Условие задания
Перепиши часть отрывка о приезде Цветаевой в Москву: начни со слов «Но вряд ли в» и закончи словами «Цветаева в Москве!», везде заменив «Марина Ивановна» на «Марина Цветаева».

Но вряд ли в этом нынешнем Союзе писателей Марина Ивановна узнает дом Сологуба. Внешне он вроде бы и не изменился, а внутри комнаты уже начали делить перегородками, за которыми разместятся завы и замы, и только приемная Фадеева так и останется неприкосновенной и будет свидетельствовать о том, что здесь и впрямь когда-то могли бы жить Ростовы. Фадеева Марина Ивановна не застает и оставляет, по-видимому, письмо секретарю. Был ли он занят, отсутствовал или не захотел ее принять — во всяком случае о личном их свидании ничто не говорит. Марина Ивановна появляется в Литфонде. Ее видят в Гослитиздате. Москва шумит, литературная Москва, конечно: — Вы видели Цветаеву? — Приехала Цветаева! — Вернулась из эмиграции Цветаева! — Цветаева в Москве!

Но Борис Леонидович говорил: приезд Куприна был решен по инициативе правительства, верхов, а Цветаеву пустили по докладной секретаря! Так оно, видно, и было. Куприна встречали цветами и почетом. На московском перроне его приветствовали писатели, щелкали камерами фоторепортеры, В центральных газетах было объявлено о его приезде, помещены снимки его с супругой. В гостинице их ожидали номера. Велись хлопоты о предоставлении им квартиры. А пока шло лето — он приехал в мае, — для него специально оборудовали дачу.

Фрагмент данных
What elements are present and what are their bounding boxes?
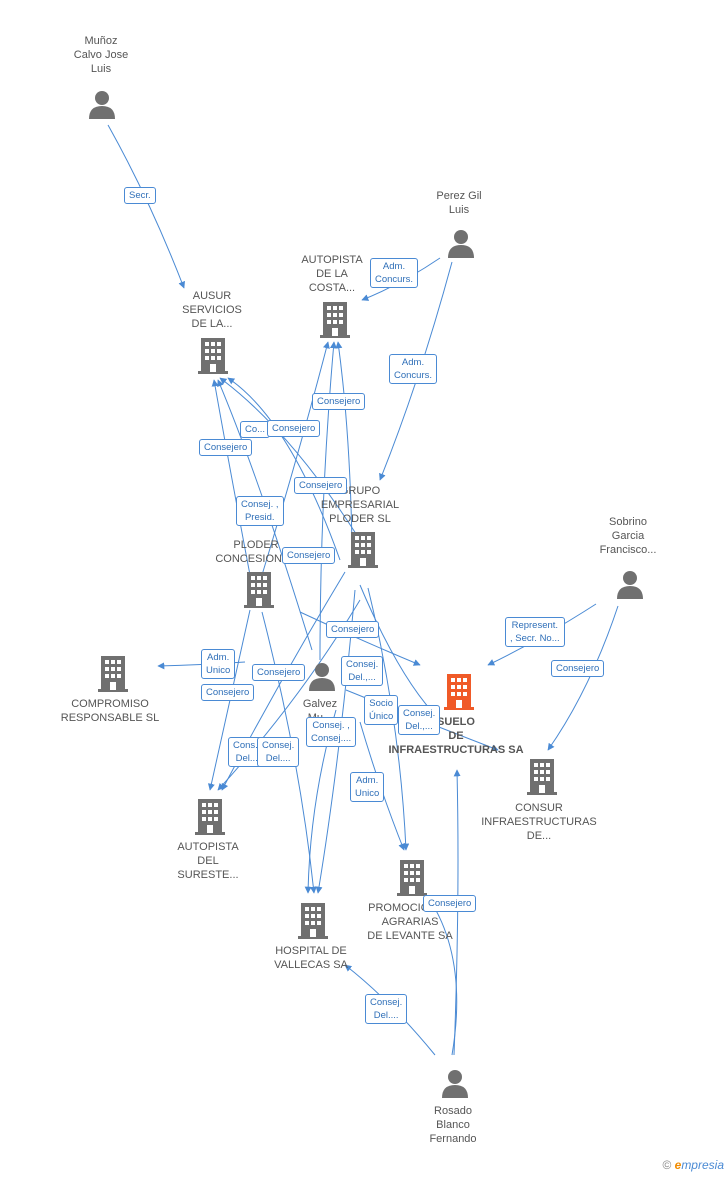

Выполненное задание
Но вряд ли в этом нынешнем Союзе писателей Марина Цветаева узнает дом Сологуба. Внешне он вроде бы и не изменился, а внутри комнаты уже начали делить перегородками, за которыми разместятся завы и замы, и только приемная Фадеева так и останется неприкосновенной и будет свидетельствовать о том, что здесь и впрямь когда-то могли бы жить Ростовы. Фадеева Марина Цветаева не застает и оставляет, по-видимому, письмо секретарю. Был ли он занят, отсутствовал или не захотел ее принять — во всяком случае о личном их свидании ничто не говорит. Марина Цветаева появляется в Литфонде. Ее видят в Гослитиздате. Москва шумит, литературная Москва, конечно: — Вы видели Цветаеву? — Приехала Цветаева! — Вернулась из эмиграции Цветаева! — Цветаева в Москве!